● Task statement
Return all entries word for word, but drop any images.

● Supplied data
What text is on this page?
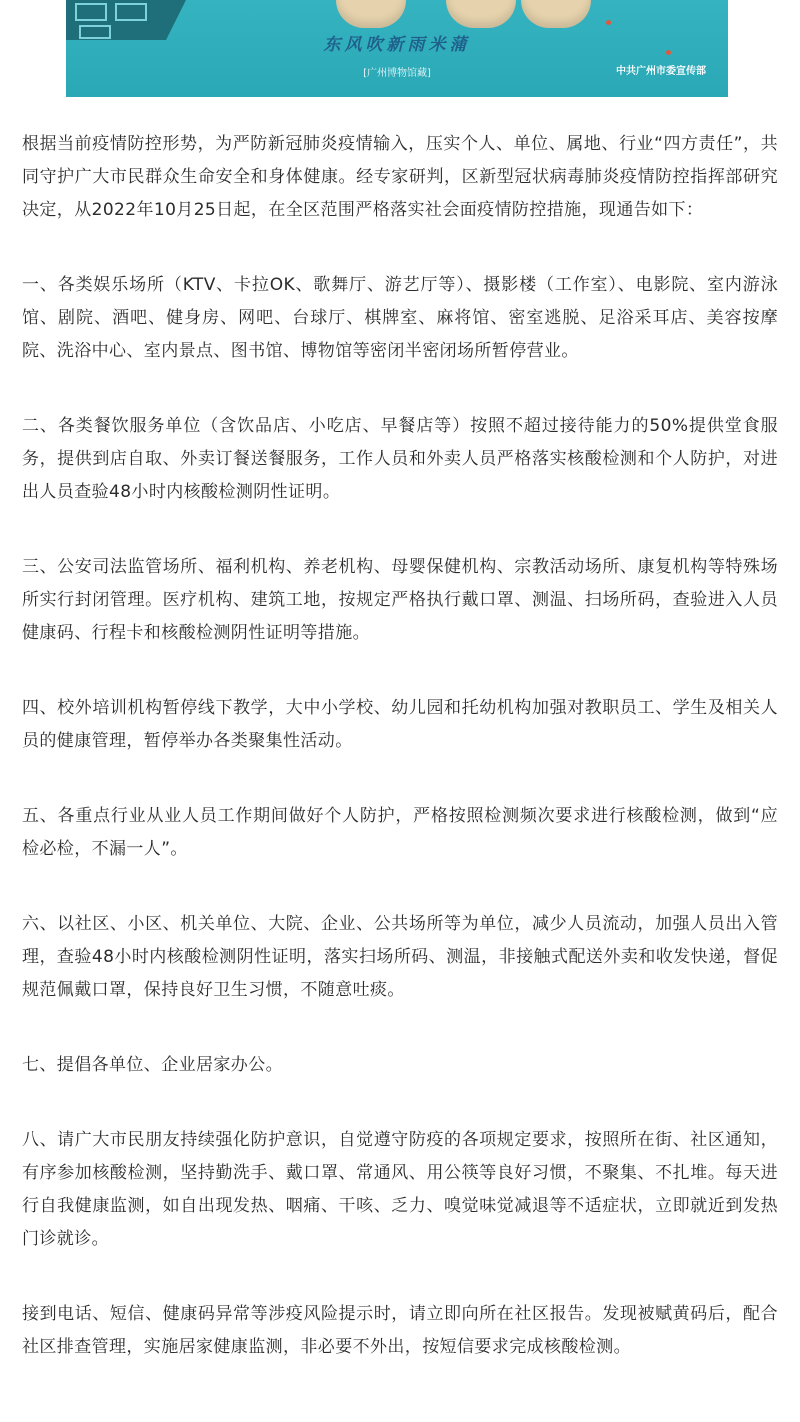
东风吹新雨米蒲
[广州博物馆藏]	中共广州市委宣传部

根据当前疫情防控形势，为严防新冠肺炎疫情输入，压实个人、单位、属地、行业“四方责任”，共同守护广大市民群众生命安全和身体健康。经专家研判，区新型冠状病毒肺炎疫情防控指挥部研究决定，从2022年10月25日起，在全区范围严格落实社会面疫情防控措施，现通告如下：

一、各类娱乐场所（KTV、卡拉OK、歌舞厅、游艺厅等）、摄影楼（工作室）、电影院、室内游泳馆、剧院、酒吧、健身房、网吧、台球厅、棋牌室、麻将馆、密室逃脱、足浴采耳店、美容按摩院、洗浴中心、室内景点、图书馆、博物馆等密闭半密闭场所暂停营业。

二、各类餐饮服务单位（含饮品店、小吃店、早餐店等）按照不超过接待能力的50%提供堂食服务，提供到店自取、外卖订餐送餐服务，工作人员和外卖人员严格落实核酸检测和个人防护，对进出人员查验48小时内核酸检测阴性证明。

三、公安司法监管场所、福利机构、养老机构、母婴保健机构、宗教活动场所、康复机构等特殊场所实行封闭管理。医疗机构、建筑工地，按规定严格执行戴口罩、测温、扫场所码，查验进入人员健康码、行程卡和核酸检测阴性证明等措施。

四、校外培训机构暂停线下教学，大中小学校、幼儿园和托幼机构加强对教职员工、学生及相关人员的健康管理，暂停举办各类聚集性活动。

五、各重点行业从业人员工作期间做好个人防护，严格按照检测频次要求进行核酸检测，做到“应检必检，不漏一人”。

六、以社区、小区、机关单位、大院、企业、公共场所等为单位，减少人员流动，加强人员出入管理，查验48小时内核酸检测阴性证明，落实扫场所码、测温，非接触式配送外卖和收发快递，督促规范佩戴口罩，保持良好卫生习惯，不随意吐痰。

七、提倡各单位、企业居家办公。

八、请广大市民朋友持续强化防护意识，自觉遵守防疫的各项规定要求，按照所在街、社区通知，有序参加核酸检测，坚持勤洗手、戴口罩、常通风、用公筷等良好习惯，不聚集、不扎堆。每天进行自我健康监测，如自出现发热、咽痛、干咳、乏力、嗅觉味觉减退等不适症状，立即就近到发热门诊就诊。

接到电话、短信、健康码异常等涉疫风险提示时，请立即向所在社区报告。发现被赋黄码后，配合社区排查管理，实施居家健康监测，非必要不外出，按短信要求完成核酸检测。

● Correct answer
What text is on this page?
东风吹新雨米蒲
[广州博物馆藏]	中共广州市委宣传部

根据当前疫情防控形势，为严防新冠肺炎疫情输入，压实个人、单位、属地、行业“四方责任”，共同守护广大市民群众生命安全和身体健康。经专家研判，区新型冠状病毒肺炎疫情防控指挥部研究决定，从2022年10月25日起，在全区范围严格落实社会面疫情防控措施，现通告如下：

一、各类娱乐场所（KTV、卡拉OK、歌舞厅、游艺厅等）、摄影楼（工作室）、电影院、室内游泳馆、剧院、酒吧、健身房、网吧、台球厅、棋牌室、麻将馆、密室逃脱、足浴采耳店、美容按摩院、洗浴中心、室内景点、图书馆、博物馆等密闭半密闭场所暂停营业。

二、各类餐饮服务单位（含饮品店、小吃店、早餐店等）按照不超过接待能力的50%提供堂食服务，提供到店自取、外卖订餐送餐服务，工作人员和外卖人员严格落实核酸检测和个人防护，对进出人员查验48小时内核酸检测阴性证明。

三、公安司法监管场所、福利机构、养老机构、母婴保健机构、宗教活动场所、康复机构等特殊场所实行封闭管理。医疗机构、建筑工地，按规定严格执行戴口罩、测温、扫场所码，查验进入人员健康码、行程卡和核酸检测阴性证明等措施。

四、校外培训机构暂停线下教学，大中小学校、幼儿园和托幼机构加强对教职员工、学生及相关人员的健康管理，暂停举办各类聚集性活动。

五、各重点行业从业人员工作期间做好个人防护，严格按照检测频次要求进行核酸检测，做到“应检必检，不漏一人”。

六、以社区、小区、机关单位、大院、企业、公共场所等为单位，减少人员流动，加强人员出入管理，查验48小时内核酸检测阴性证明，落实扫场所码、测温，非接触式配送外卖和收发快递，督促规范佩戴口罩，保持良好卫生习惯，不随意吐痰。

七、提倡各单位、企业居家办公。

八、请广大市民朋友持续强化防护意识，自觉遵守防疫的各项规定要求，按照所在街、社区通知，有序参加核酸检测，坚持勤洗手、戴口罩、常通风、用公筷等良好习惯，不聚集、不扎堆。每天进行自我健康监测，如自出现发热、咽痛、干咳、乏力、嗅觉味觉减退等不适症状，立即就近到发热门诊就诊。

接到电话、短信、健康码异常等涉疫风险提示时，请立即向所在社区报告。发现被赋黄码后，配合社区排查管理，实施居家健康监测，非必要不外出，按短信要求完成核酸检测。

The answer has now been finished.